Give the number of lines in the data that contain "empresa", and nothing more.

### Dataset excerpt
=====
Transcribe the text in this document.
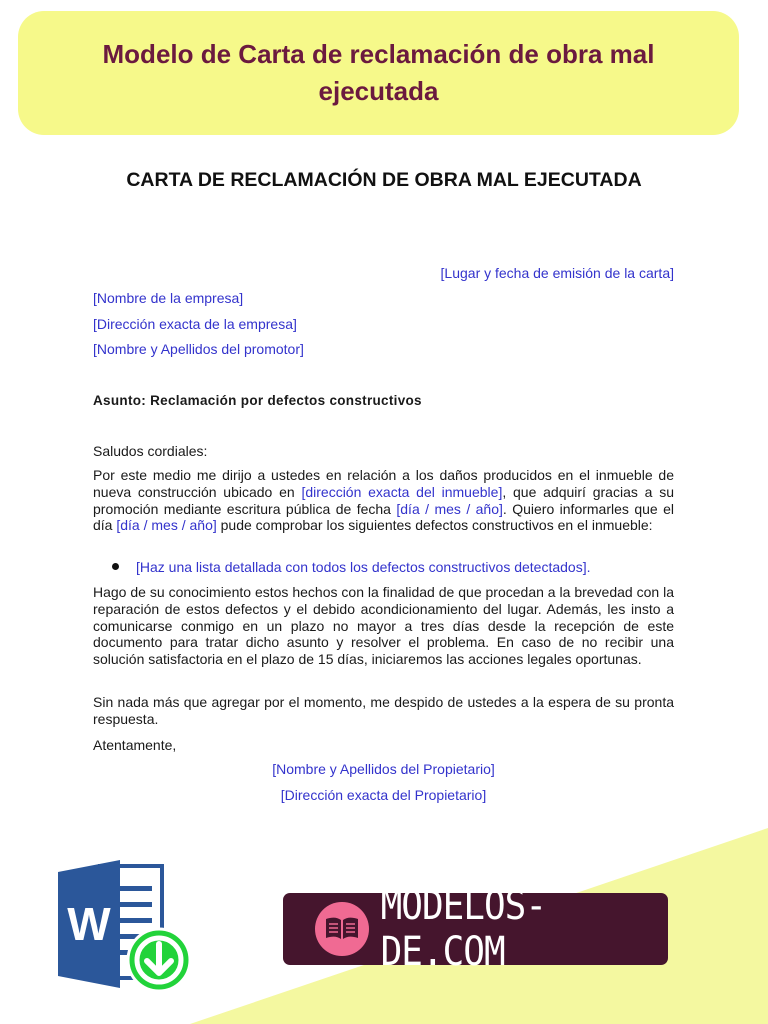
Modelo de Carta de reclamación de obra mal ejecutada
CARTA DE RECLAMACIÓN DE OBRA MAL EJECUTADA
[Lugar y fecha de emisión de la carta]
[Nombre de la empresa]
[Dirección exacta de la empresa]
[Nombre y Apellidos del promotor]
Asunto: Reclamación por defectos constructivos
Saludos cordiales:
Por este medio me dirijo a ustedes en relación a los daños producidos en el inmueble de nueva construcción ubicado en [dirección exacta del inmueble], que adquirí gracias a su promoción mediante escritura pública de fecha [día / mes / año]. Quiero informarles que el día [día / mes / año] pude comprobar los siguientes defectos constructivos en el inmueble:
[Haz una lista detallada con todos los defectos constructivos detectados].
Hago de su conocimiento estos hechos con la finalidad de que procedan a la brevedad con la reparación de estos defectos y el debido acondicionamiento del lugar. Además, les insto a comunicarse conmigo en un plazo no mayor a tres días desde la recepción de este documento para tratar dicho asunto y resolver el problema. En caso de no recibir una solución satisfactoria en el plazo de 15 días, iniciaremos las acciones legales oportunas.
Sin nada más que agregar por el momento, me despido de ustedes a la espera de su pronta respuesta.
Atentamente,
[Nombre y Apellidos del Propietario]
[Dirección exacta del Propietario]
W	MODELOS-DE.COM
=====
### SOLUTION BELOW
2